* BEGIN Exercise materials *

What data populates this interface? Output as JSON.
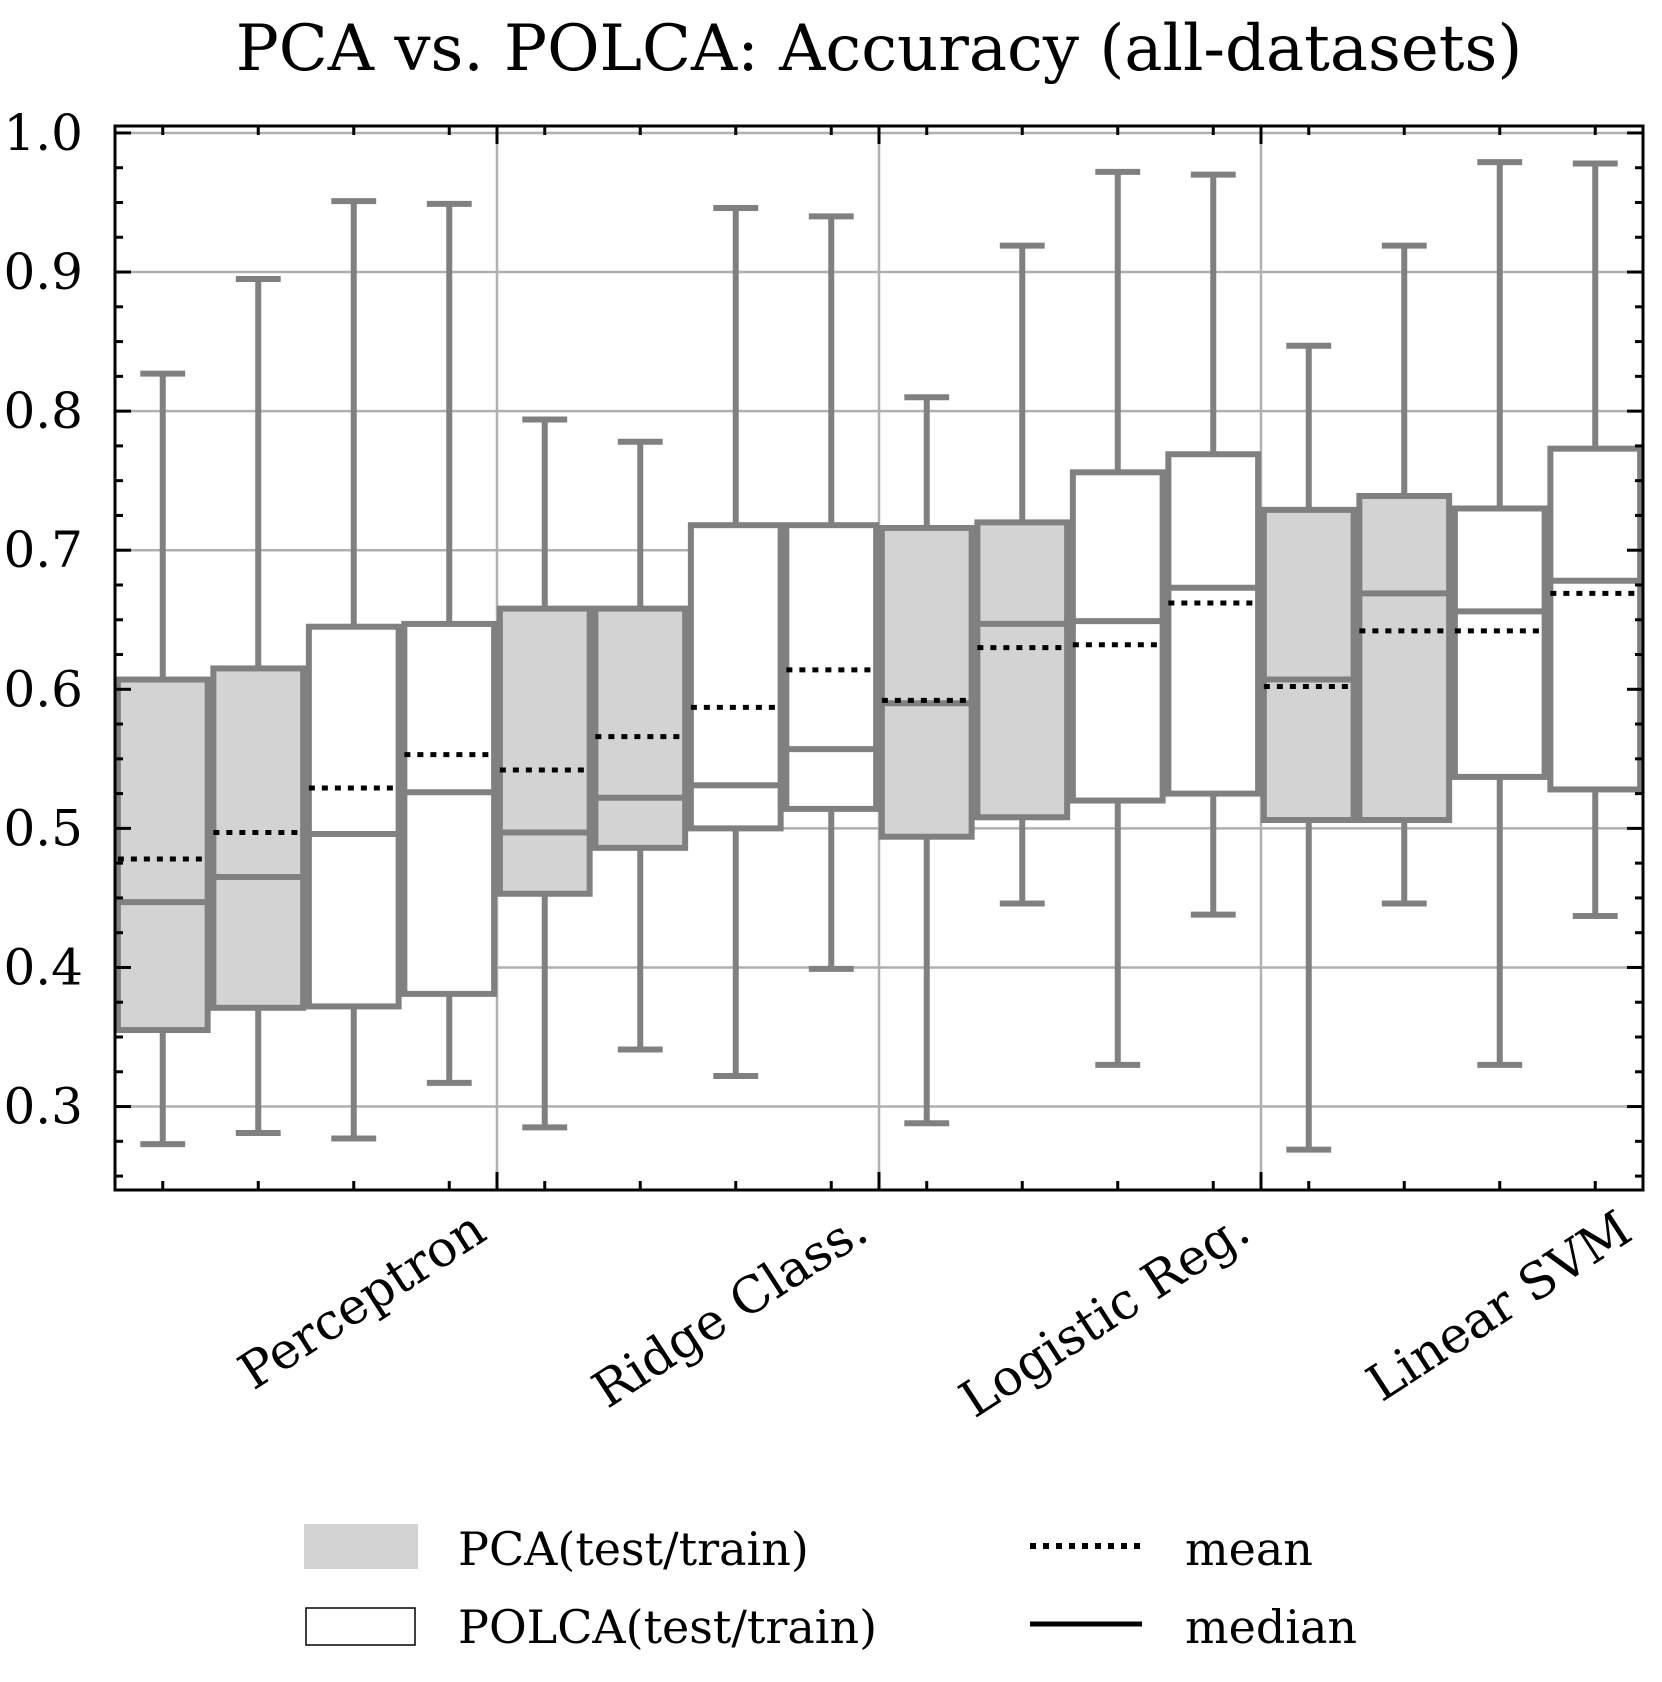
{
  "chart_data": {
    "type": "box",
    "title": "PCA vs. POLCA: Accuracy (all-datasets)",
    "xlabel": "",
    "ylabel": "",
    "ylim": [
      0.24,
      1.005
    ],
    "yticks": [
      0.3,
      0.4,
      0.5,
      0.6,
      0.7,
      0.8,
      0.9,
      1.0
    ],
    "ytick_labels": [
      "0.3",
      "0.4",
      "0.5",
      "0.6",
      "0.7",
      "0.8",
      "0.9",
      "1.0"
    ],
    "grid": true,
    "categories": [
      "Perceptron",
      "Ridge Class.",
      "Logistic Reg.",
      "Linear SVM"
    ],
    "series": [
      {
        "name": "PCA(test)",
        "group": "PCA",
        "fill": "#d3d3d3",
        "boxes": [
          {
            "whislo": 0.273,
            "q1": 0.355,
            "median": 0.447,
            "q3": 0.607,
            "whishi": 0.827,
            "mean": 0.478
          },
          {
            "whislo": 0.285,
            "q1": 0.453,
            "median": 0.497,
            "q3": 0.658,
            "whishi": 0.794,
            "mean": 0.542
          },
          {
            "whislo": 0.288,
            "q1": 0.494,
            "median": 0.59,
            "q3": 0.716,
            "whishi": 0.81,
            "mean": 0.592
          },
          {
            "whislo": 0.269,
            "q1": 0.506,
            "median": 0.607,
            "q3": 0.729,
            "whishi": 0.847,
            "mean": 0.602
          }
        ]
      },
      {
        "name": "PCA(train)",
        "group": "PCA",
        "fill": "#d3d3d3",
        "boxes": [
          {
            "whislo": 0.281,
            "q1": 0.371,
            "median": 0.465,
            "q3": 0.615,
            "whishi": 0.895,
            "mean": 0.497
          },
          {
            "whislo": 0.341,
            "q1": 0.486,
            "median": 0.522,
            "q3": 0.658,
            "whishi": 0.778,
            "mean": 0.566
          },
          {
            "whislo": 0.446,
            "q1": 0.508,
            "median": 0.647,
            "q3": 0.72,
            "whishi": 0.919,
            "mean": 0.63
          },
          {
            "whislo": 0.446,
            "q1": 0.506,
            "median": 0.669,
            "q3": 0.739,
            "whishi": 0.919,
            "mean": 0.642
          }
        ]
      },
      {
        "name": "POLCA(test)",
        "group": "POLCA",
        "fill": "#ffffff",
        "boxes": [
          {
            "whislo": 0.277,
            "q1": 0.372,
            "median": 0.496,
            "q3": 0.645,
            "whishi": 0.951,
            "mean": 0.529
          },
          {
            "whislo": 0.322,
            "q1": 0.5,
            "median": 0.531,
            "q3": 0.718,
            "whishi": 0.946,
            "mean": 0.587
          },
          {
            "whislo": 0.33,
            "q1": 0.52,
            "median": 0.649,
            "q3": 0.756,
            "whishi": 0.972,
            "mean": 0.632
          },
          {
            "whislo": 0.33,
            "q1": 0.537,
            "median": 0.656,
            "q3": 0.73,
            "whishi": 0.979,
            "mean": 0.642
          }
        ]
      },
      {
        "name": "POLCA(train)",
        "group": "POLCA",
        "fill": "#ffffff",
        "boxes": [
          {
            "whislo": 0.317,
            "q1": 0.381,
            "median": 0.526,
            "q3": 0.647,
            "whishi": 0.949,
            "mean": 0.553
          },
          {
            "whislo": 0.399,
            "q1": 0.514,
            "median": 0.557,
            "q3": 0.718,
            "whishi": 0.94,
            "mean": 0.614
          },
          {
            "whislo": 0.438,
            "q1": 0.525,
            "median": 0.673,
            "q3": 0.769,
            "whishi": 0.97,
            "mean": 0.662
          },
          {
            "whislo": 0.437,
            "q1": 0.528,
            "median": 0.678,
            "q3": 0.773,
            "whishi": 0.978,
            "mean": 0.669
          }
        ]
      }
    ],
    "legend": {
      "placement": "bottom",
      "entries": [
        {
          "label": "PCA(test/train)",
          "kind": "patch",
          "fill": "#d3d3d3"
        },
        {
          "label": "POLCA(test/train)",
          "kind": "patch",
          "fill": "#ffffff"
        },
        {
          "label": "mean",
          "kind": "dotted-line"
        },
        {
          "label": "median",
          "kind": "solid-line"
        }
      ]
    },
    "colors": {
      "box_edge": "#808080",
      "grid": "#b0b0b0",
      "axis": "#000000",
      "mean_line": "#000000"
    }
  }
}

* END Exercise materials *

• _Exercise directions_
Each record must be quoted in full and exactly. Do not include the pictures.

• _Written reply_
What data populates this interface? Output as JSON.
{
  "chart_data": {
    "type": "box",
    "title": "PCA vs. POLCA: Accuracy (all-datasets)",
    "xlabel": "",
    "ylabel": "",
    "ylim": [
      0.24,
      1.005
    ],
    "yticks": [
      0.3,
      0.4,
      0.5,
      0.6,
      0.7,
      0.8,
      0.9,
      1.0
    ],
    "ytick_labels": [
      "0.3",
      "0.4",
      "0.5",
      "0.6",
      "0.7",
      "0.8",
      "0.9",
      "1.0"
    ],
    "grid": true,
    "categories": [
      "Perceptron",
      "Ridge Class.",
      "Logistic Reg.",
      "Linear SVM"
    ],
    "series": [
      {
        "name": "PCA(test)",
        "group": "PCA",
        "fill": "#d3d3d3",
        "boxes": [
          {
            "whislo": 0.273,
            "q1": 0.355,
            "median": 0.447,
            "q3": 0.607,
            "whishi": 0.827,
            "mean": 0.478
          },
          {
            "whislo": 0.285,
            "q1": 0.453,
            "median": 0.497,
            "q3": 0.658,
            "whishi": 0.794,
            "mean": 0.542
          },
          {
            "whislo": 0.288,
            "q1": 0.494,
            "median": 0.59,
            "q3": 0.716,
            "whishi": 0.81,
            "mean": 0.592
          },
          {
            "whislo": 0.269,
            "q1": 0.506,
            "median": 0.607,
            "q3": 0.729,
            "whishi": 0.847,
            "mean": 0.602
          }
        ]
      },
      {
        "name": "PCA(train)",
        "group": "PCA",
        "fill": "#d3d3d3",
        "boxes": [
          {
            "whislo": 0.281,
            "q1": 0.371,
            "median": 0.465,
            "q3": 0.615,
            "whishi": 0.895,
            "mean": 0.497
          },
          {
            "whislo": 0.341,
            "q1": 0.486,
            "median": 0.522,
            "q3": 0.658,
            "whishi": 0.778,
            "mean": 0.566
          },
          {
            "whislo": 0.446,
            "q1": 0.508,
            "median": 0.647,
            "q3": 0.72,
            "whishi": 0.919,
            "mean": 0.63
          },
          {
            "whislo": 0.446,
            "q1": 0.506,
            "median": 0.669,
            "q3": 0.739,
            "whishi": 0.919,
            "mean": 0.642
          }
        ]
      },
      {
        "name": "POLCA(test)",
        "group": "POLCA",
        "fill": "#ffffff",
        "boxes": [
          {
            "whislo": 0.277,
            "q1": 0.372,
            "median": 0.496,
            "q3": 0.645,
            "whishi": 0.951,
            "mean": 0.529
          },
          {
            "whislo": 0.322,
            "q1": 0.5,
            "median": 0.531,
            "q3": 0.718,
            "whishi": 0.946,
            "mean": 0.587
          },
          {
            "whislo": 0.33,
            "q1": 0.52,
            "median": 0.649,
            "q3": 0.756,
            "whishi": 0.972,
            "mean": 0.632
          },
          {
            "whislo": 0.33,
            "q1": 0.537,
            "median": 0.656,
            "q3": 0.73,
            "whishi": 0.979,
            "mean": 0.642
          }
        ]
      },
      {
        "name": "POLCA(train)",
        "group": "POLCA",
        "fill": "#ffffff",
        "boxes": [
          {
            "whislo": 0.317,
            "q1": 0.381,
            "median": 0.526,
            "q3": 0.647,
            "whishi": 0.949,
            "mean": 0.553
          },
          {
            "whislo": 0.399,
            "q1": 0.514,
            "median": 0.557,
            "q3": 0.718,
            "whishi": 0.94,
            "mean": 0.614
          },
          {
            "whislo": 0.438,
            "q1": 0.525,
            "median": 0.673,
            "q3": 0.769,
            "whishi": 0.97,
            "mean": 0.662
          },
          {
            "whislo": 0.437,
            "q1": 0.528,
            "median": 0.678,
            "q3": 0.773,
            "whishi": 0.978,
            "mean": 0.669
          }
        ]
      }
    ],
    "legend": {
      "placement": "bottom",
      "entries": [
        {
          "label": "PCA(test/train)",
          "kind": "patch",
          "fill": "#d3d3d3"
        },
        {
          "label": "POLCA(test/train)",
          "kind": "patch",
          "fill": "#ffffff"
        },
        {
          "label": "mean",
          "kind": "dotted-line"
        },
        {
          "label": "median",
          "kind": "solid-line"
        }
      ]
    },
    "colors": {
      "box_edge": "#808080",
      "grid": "#b0b0b0",
      "axis": "#000000",
      "mean_line": "#000000"
    }
  }
}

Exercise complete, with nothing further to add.